▶ [Exercise material]
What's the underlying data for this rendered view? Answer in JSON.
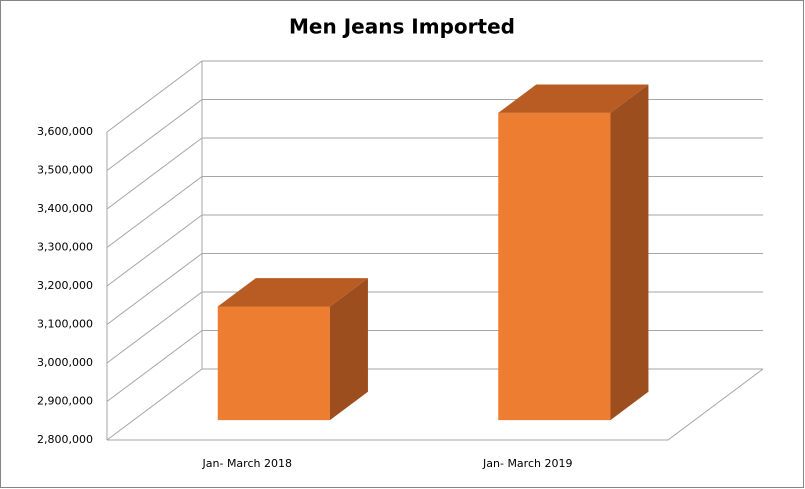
{
  "chart_data": {
    "type": "bar3d",
    "title": "Men Jeans Imported",
    "categories": [
      "Jan- March 2018",
      "Jan- March 2019"
    ],
    "values": [
      3095000,
      3598000
    ],
    "color": "#ED7D31",
    "ylim": [
      2800000,
      3600000
    ],
    "yticks": [
      {
        "value": 2800000,
        "label": "2,800,000"
      },
      {
        "value": 2900000,
        "label": "2,900,000"
      },
      {
        "value": 3000000,
        "label": "3,000,000"
      },
      {
        "value": 3100000,
        "label": "3,100,000"
      },
      {
        "value": 3200000,
        "label": "3,200,000"
      },
      {
        "value": 3300000,
        "label": "3,300,000"
      },
      {
        "value": 3400000,
        "label": "3,400,000"
      },
      {
        "value": 3500000,
        "label": "3,500,000"
      },
      {
        "value": 3600000,
        "label": "3,600,000"
      }
    ],
    "grid": true
  }
}
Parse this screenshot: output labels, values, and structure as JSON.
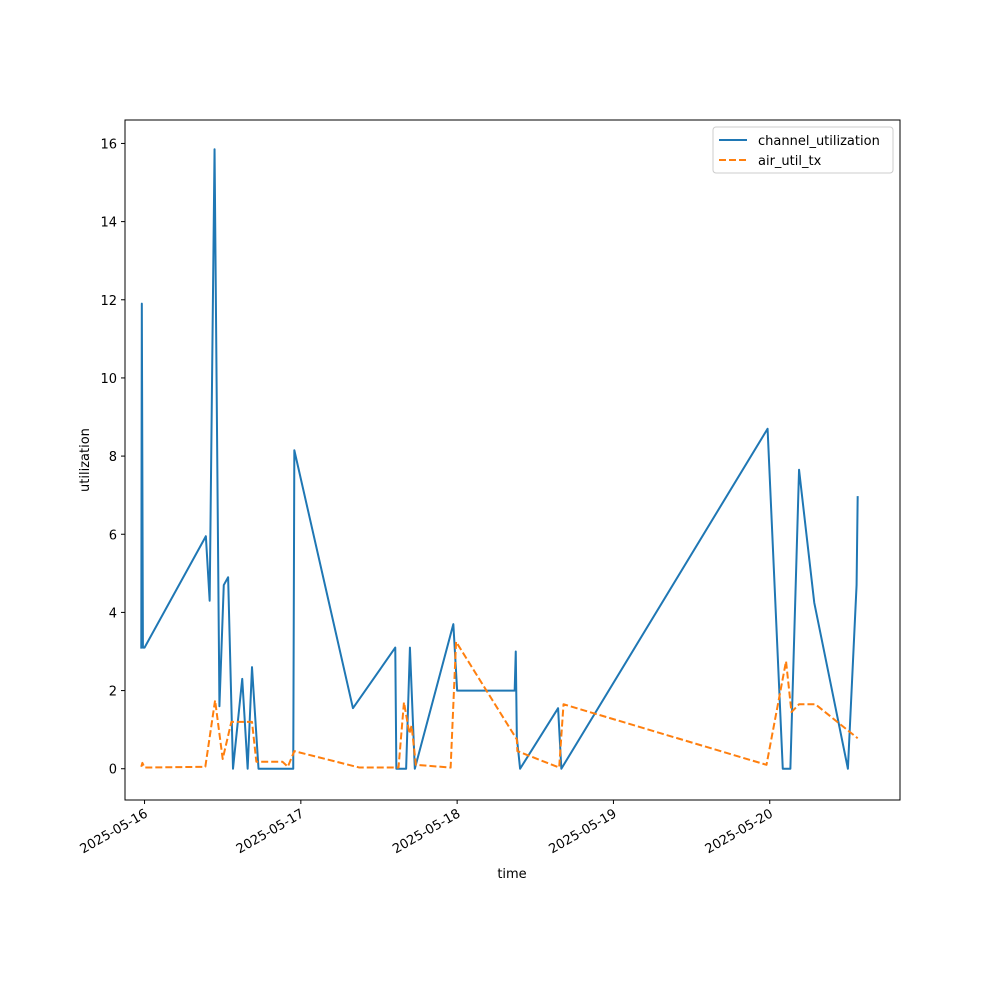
{
  "chart_data": {
    "type": "line",
    "xlabel": "time",
    "ylabel": "utilization",
    "xlim": [
      "2025-05-15 21:00",
      "2025-05-20 20:00"
    ],
    "ylim": [
      -0.8,
      16.6
    ],
    "x_ticks": [
      "2025-05-16",
      "2025-05-17",
      "2025-05-18",
      "2025-05-19",
      "2025-05-20"
    ],
    "y_ticks": [
      0,
      2,
      4,
      6,
      8,
      10,
      12,
      14,
      16
    ],
    "legend_position": "top-right",
    "grid": false,
    "series": [
      {
        "name": "channel_utilization",
        "color": "#1f77b4",
        "style": "solid",
        "points": [
          [
            "2025-05-15 23:30",
            3.1
          ],
          [
            "2025-05-15 23:35",
            11.9
          ],
          [
            "2025-05-15 23:45",
            3.1
          ],
          [
            "2025-05-16 00:00",
            3.1
          ],
          [
            "2025-05-16 09:25",
            5.95
          ],
          [
            "2025-05-16 10:00",
            4.3
          ],
          [
            "2025-05-16 10:45",
            15.85
          ],
          [
            "2025-05-16 11:30",
            1.6
          ],
          [
            "2025-05-16 12:10",
            4.7
          ],
          [
            "2025-05-16 12:50",
            4.9
          ],
          [
            "2025-05-16 13:35",
            0.0
          ],
          [
            "2025-05-16 15:00",
            2.3
          ],
          [
            "2025-05-16 15:50",
            0.0
          ],
          [
            "2025-05-16 16:30",
            2.6
          ],
          [
            "2025-05-16 17:30",
            0.0
          ],
          [
            "2025-05-16 22:50",
            0.0
          ],
          [
            "2025-05-16 23:00",
            8.15
          ],
          [
            "2025-05-17 08:00",
            1.55
          ],
          [
            "2025-05-17 14:30",
            3.1
          ],
          [
            "2025-05-17 14:40",
            0.0
          ],
          [
            "2025-05-17 16:10",
            0.0
          ],
          [
            "2025-05-17 16:45",
            3.1
          ],
          [
            "2025-05-17 17:30",
            0.0
          ],
          [
            "2025-05-17 23:25",
            3.7
          ],
          [
            "2025-05-18 00:00",
            2.0
          ],
          [
            "2025-05-18 08:50",
            2.0
          ],
          [
            "2025-05-18 09:00",
            3.0
          ],
          [
            "2025-05-18 09:10",
            0.8
          ],
          [
            "2025-05-18 09:40",
            0.0
          ],
          [
            "2025-05-18 15:30",
            1.55
          ],
          [
            "2025-05-18 16:00",
            0.0
          ],
          [
            "2025-05-19 23:40",
            8.7
          ],
          [
            "2025-05-20 02:00",
            0.0
          ],
          [
            "2025-05-20 03:10",
            0.0
          ],
          [
            "2025-05-20 04:30",
            7.65
          ],
          [
            "2025-05-20 06:50",
            4.25
          ],
          [
            "2025-05-20 12:00",
            0.0
          ],
          [
            "2025-05-20 13:20",
            4.7
          ],
          [
            "2025-05-20 13:30",
            6.95
          ]
        ]
      },
      {
        "name": "air_util_tx",
        "color": "#ff7f0e",
        "style": "dashed",
        "points": [
          [
            "2025-05-15 23:30",
            0.05
          ],
          [
            "2025-05-15 23:40",
            0.15
          ],
          [
            "2025-05-16 00:00",
            0.03
          ],
          [
            "2025-05-16 09:20",
            0.05
          ],
          [
            "2025-05-16 10:50",
            1.75
          ],
          [
            "2025-05-16 12:00",
            0.25
          ],
          [
            "2025-05-16 13:20",
            1.2
          ],
          [
            "2025-05-16 15:20",
            1.2
          ],
          [
            "2025-05-16 16:30",
            1.2
          ],
          [
            "2025-05-16 17:10",
            0.18
          ],
          [
            "2025-05-16 21:10",
            0.18
          ],
          [
            "2025-05-16 22:00",
            0.05
          ],
          [
            "2025-05-16 23:00",
            0.45
          ],
          [
            "2025-05-17 09:00",
            0.03
          ],
          [
            "2025-05-17 15:00",
            0.03
          ],
          [
            "2025-05-17 15:50",
            1.7
          ],
          [
            "2025-05-17 16:40",
            0.9
          ],
          [
            "2025-05-17 17:00",
            1.1
          ],
          [
            "2025-05-17 17:40",
            0.1
          ],
          [
            "2025-05-17 23:00",
            0.03
          ],
          [
            "2025-05-17 23:50",
            3.25
          ],
          [
            "2025-05-18 09:10",
            0.75
          ],
          [
            "2025-05-18 09:15",
            0.45
          ],
          [
            "2025-05-18 15:40",
            0.03
          ],
          [
            "2025-05-18 16:20",
            1.65
          ],
          [
            "2025-05-19 23:30",
            0.1
          ],
          [
            "2025-05-20 02:30",
            2.75
          ],
          [
            "2025-05-20 03:20",
            1.45
          ],
          [
            "2025-05-20 04:30",
            1.65
          ],
          [
            "2025-05-20 07:00",
            1.65
          ],
          [
            "2025-05-20 13:30",
            0.78
          ]
        ]
      }
    ]
  }
}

▶ [Your goal] Leave out the pictures and output every record above precisely as given.

▶ [Answer to the exercise]
What's the underlying data for this rendered view? Answer in JSON.
{
  "chart_data": {
    "type": "bar3d",
    "title": "Men Jeans Imported",
    "categories": [
      "Jan- March 2018",
      "Jan- March 2019"
    ],
    "values": [
      3095000,
      3598000
    ],
    "color": "#ED7D31",
    "ylim": [
      2800000,
      3600000
    ],
    "yticks": [
      {
        "value": 2800000,
        "label": "2,800,000"
      },
      {
        "value": 2900000,
        "label": "2,900,000"
      },
      {
        "value": 3000000,
        "label": "3,000,000"
      },
      {
        "value": 3100000,
        "label": "3,100,000"
      },
      {
        "value": 3200000,
        "label": "3,200,000"
      },
      {
        "value": 3300000,
        "label": "3,300,000"
      },
      {
        "value": 3400000,
        "label": "3,400,000"
      },
      {
        "value": 3500000,
        "label": "3,500,000"
      },
      {
        "value": 3600000,
        "label": "3,600,000"
      }
    ],
    "grid": true
  }
}
Parse this screenshot: output labels, values, and structure as JSON.
{
  "chart_data": {
    "type": "line",
    "xlabel": "time",
    "ylabel": "utilization",
    "xlim": [
      "2025-05-15 21:00",
      "2025-05-20 20:00"
    ],
    "ylim": [
      -0.8,
      16.6
    ],
    "x_ticks": [
      "2025-05-16",
      "2025-05-17",
      "2025-05-18",
      "2025-05-19",
      "2025-05-20"
    ],
    "y_ticks": [
      0,
      2,
      4,
      6,
      8,
      10,
      12,
      14,
      16
    ],
    "legend_position": "top-right",
    "grid": false,
    "series": [
      {
        "name": "channel_utilization",
        "color": "#1f77b4",
        "style": "solid",
        "points": [
          [
            "2025-05-15 23:30",
            3.1
          ],
          [
            "2025-05-15 23:35",
            11.9
          ],
          [
            "2025-05-15 23:45",
            3.1
          ],
          [
            "2025-05-16 00:00",
            3.1
          ],
          [
            "2025-05-16 09:25",
            5.95
          ],
          [
            "2025-05-16 10:00",
            4.3
          ],
          [
            "2025-05-16 10:45",
            15.85
          ],
          [
            "2025-05-16 11:30",
            1.6
          ],
          [
            "2025-05-16 12:10",
            4.7
          ],
          [
            "2025-05-16 12:50",
            4.9
          ],
          [
            "2025-05-16 13:35",
            0.0
          ],
          [
            "2025-05-16 15:00",
            2.3
          ],
          [
            "2025-05-16 15:50",
            0.0
          ],
          [
            "2025-05-16 16:30",
            2.6
          ],
          [
            "2025-05-16 17:30",
            0.0
          ],
          [
            "2025-05-16 22:50",
            0.0
          ],
          [
            "2025-05-16 23:00",
            8.15
          ],
          [
            "2025-05-17 08:00",
            1.55
          ],
          [
            "2025-05-17 14:30",
            3.1
          ],
          [
            "2025-05-17 14:40",
            0.0
          ],
          [
            "2025-05-17 16:10",
            0.0
          ],
          [
            "2025-05-17 16:45",
            3.1
          ],
          [
            "2025-05-17 17:30",
            0.0
          ],
          [
            "2025-05-17 23:25",
            3.7
          ],
          [
            "2025-05-18 00:00",
            2.0
          ],
          [
            "2025-05-18 08:50",
            2.0
          ],
          [
            "2025-05-18 09:00",
            3.0
          ],
          [
            "2025-05-18 09:10",
            0.8
          ],
          [
            "2025-05-18 09:40",
            0.0
          ],
          [
            "2025-05-18 15:30",
            1.55
          ],
          [
            "2025-05-18 16:00",
            0.0
          ],
          [
            "2025-05-19 23:40",
            8.7
          ],
          [
            "2025-05-20 02:00",
            0.0
          ],
          [
            "2025-05-20 03:10",
            0.0
          ],
          [
            "2025-05-20 04:30",
            7.65
          ],
          [
            "2025-05-20 06:50",
            4.25
          ],
          [
            "2025-05-20 12:00",
            0.0
          ],
          [
            "2025-05-20 13:20",
            4.7
          ],
          [
            "2025-05-20 13:30",
            6.95
          ]
        ]
      },
      {
        "name": "air_util_tx",
        "color": "#ff7f0e",
        "style": "dashed",
        "points": [
          [
            "2025-05-15 23:30",
            0.05
          ],
          [
            "2025-05-15 23:40",
            0.15
          ],
          [
            "2025-05-16 00:00",
            0.03
          ],
          [
            "2025-05-16 09:20",
            0.05
          ],
          [
            "2025-05-16 10:50",
            1.75
          ],
          [
            "2025-05-16 12:00",
            0.25
          ],
          [
            "2025-05-16 13:20",
            1.2
          ],
          [
            "2025-05-16 15:20",
            1.2
          ],
          [
            "2025-05-16 16:30",
            1.2
          ],
          [
            "2025-05-16 17:10",
            0.18
          ],
          [
            "2025-05-16 21:10",
            0.18
          ],
          [
            "2025-05-16 22:00",
            0.05
          ],
          [
            "2025-05-16 23:00",
            0.45
          ],
          [
            "2025-05-17 09:00",
            0.03
          ],
          [
            "2025-05-17 15:00",
            0.03
          ],
          [
            "2025-05-17 15:50",
            1.7
          ],
          [
            "2025-05-17 16:40",
            0.9
          ],
          [
            "2025-05-17 17:00",
            1.1
          ],
          [
            "2025-05-17 17:40",
            0.1
          ],
          [
            "2025-05-17 23:00",
            0.03
          ],
          [
            "2025-05-17 23:50",
            3.25
          ],
          [
            "2025-05-18 09:10",
            0.75
          ],
          [
            "2025-05-18 09:15",
            0.45
          ],
          [
            "2025-05-18 15:40",
            0.03
          ],
          [
            "2025-05-18 16:20",
            1.65
          ],
          [
            "2025-05-19 23:30",
            0.1
          ],
          [
            "2025-05-20 02:30",
            2.75
          ],
          [
            "2025-05-20 03:20",
            1.45
          ],
          [
            "2025-05-20 04:30",
            1.65
          ],
          [
            "2025-05-20 07:00",
            1.65
          ],
          [
            "2025-05-20 13:30",
            0.78
          ]
        ]
      }
    ]
  }
}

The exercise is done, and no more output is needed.